**Problem to solve:** Check each line of the listing below for the string "title", and give only how many lines hold it.

## begin Excerpted data

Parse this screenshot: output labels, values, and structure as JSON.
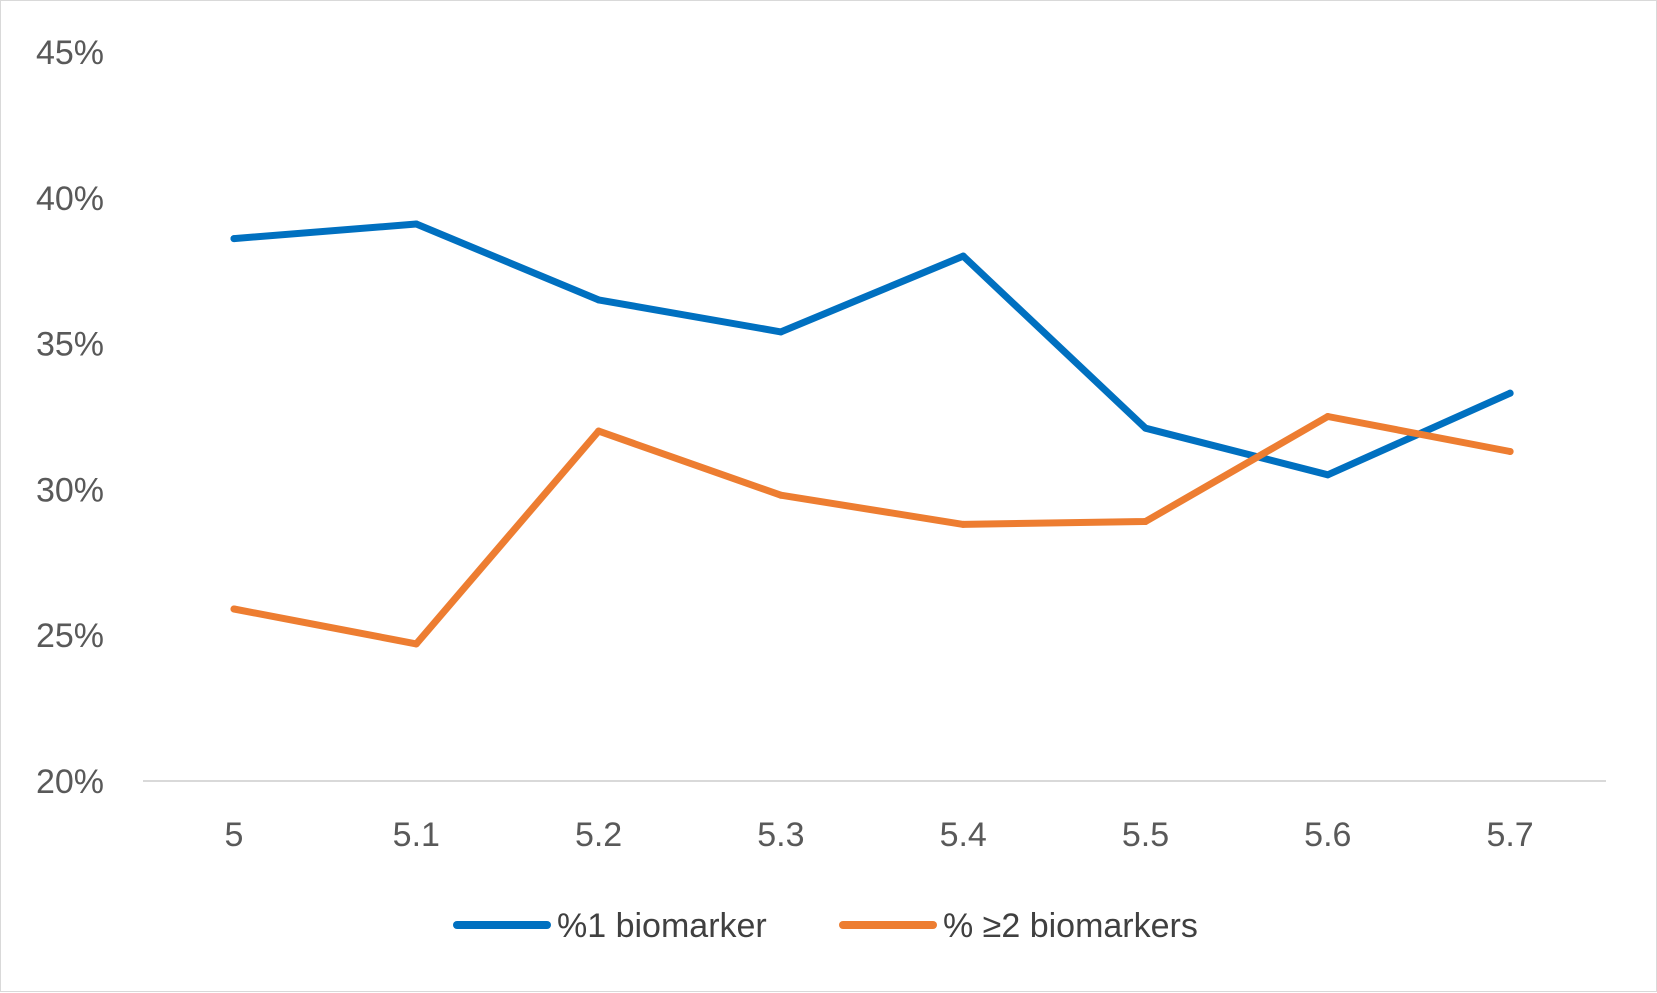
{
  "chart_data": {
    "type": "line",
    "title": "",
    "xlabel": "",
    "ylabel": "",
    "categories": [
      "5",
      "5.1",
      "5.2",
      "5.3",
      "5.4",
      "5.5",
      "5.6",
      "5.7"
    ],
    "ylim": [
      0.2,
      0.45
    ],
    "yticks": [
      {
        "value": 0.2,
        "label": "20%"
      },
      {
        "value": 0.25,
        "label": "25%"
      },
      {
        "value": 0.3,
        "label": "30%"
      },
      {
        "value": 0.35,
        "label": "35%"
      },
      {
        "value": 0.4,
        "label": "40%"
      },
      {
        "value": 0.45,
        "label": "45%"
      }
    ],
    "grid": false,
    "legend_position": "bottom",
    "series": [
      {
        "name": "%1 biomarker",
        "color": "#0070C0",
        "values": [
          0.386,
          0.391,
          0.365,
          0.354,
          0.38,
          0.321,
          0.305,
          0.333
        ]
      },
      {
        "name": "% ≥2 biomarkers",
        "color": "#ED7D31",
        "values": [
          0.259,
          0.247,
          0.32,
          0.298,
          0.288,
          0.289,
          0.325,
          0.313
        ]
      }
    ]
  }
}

## end Excerpted data
## begin Excerpted data

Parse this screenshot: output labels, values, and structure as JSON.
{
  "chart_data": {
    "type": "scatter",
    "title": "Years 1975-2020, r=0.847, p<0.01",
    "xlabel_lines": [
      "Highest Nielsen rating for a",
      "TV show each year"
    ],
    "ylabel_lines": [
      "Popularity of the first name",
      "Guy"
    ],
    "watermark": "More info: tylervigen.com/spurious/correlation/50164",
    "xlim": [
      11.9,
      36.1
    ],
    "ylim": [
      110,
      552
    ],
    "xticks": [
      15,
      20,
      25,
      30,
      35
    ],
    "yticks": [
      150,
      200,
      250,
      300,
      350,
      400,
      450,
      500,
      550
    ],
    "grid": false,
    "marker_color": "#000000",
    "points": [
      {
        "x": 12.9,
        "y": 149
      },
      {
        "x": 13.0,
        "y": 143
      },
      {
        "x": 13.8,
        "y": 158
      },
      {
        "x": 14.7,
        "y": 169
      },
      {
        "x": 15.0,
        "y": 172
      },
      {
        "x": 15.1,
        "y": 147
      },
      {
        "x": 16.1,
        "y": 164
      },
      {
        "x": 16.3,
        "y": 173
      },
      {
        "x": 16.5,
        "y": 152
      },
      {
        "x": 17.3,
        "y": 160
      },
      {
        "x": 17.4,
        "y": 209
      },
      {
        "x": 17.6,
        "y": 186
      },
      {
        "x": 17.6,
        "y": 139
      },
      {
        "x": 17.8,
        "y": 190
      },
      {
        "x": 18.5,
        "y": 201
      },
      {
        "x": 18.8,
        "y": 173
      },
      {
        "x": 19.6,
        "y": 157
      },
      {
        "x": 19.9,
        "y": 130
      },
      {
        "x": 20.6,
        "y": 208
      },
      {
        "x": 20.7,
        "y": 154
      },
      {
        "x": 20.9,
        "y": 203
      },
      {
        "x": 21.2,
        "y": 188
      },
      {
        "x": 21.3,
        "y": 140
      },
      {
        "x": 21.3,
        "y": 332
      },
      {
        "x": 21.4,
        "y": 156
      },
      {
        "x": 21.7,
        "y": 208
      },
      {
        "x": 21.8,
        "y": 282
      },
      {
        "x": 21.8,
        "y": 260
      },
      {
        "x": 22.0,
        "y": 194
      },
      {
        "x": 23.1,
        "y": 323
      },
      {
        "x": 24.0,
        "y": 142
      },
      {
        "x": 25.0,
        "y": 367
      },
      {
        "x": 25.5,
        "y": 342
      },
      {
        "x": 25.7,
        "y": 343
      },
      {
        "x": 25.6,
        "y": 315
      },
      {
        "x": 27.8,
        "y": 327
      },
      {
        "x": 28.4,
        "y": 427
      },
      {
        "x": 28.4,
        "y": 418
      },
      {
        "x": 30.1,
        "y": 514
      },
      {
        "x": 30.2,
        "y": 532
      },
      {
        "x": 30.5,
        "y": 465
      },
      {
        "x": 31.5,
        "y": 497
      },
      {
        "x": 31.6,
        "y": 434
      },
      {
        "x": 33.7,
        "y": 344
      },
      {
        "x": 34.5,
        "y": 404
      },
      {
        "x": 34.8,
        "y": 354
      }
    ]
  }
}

## end Excerpted data

**Exercise response:** 2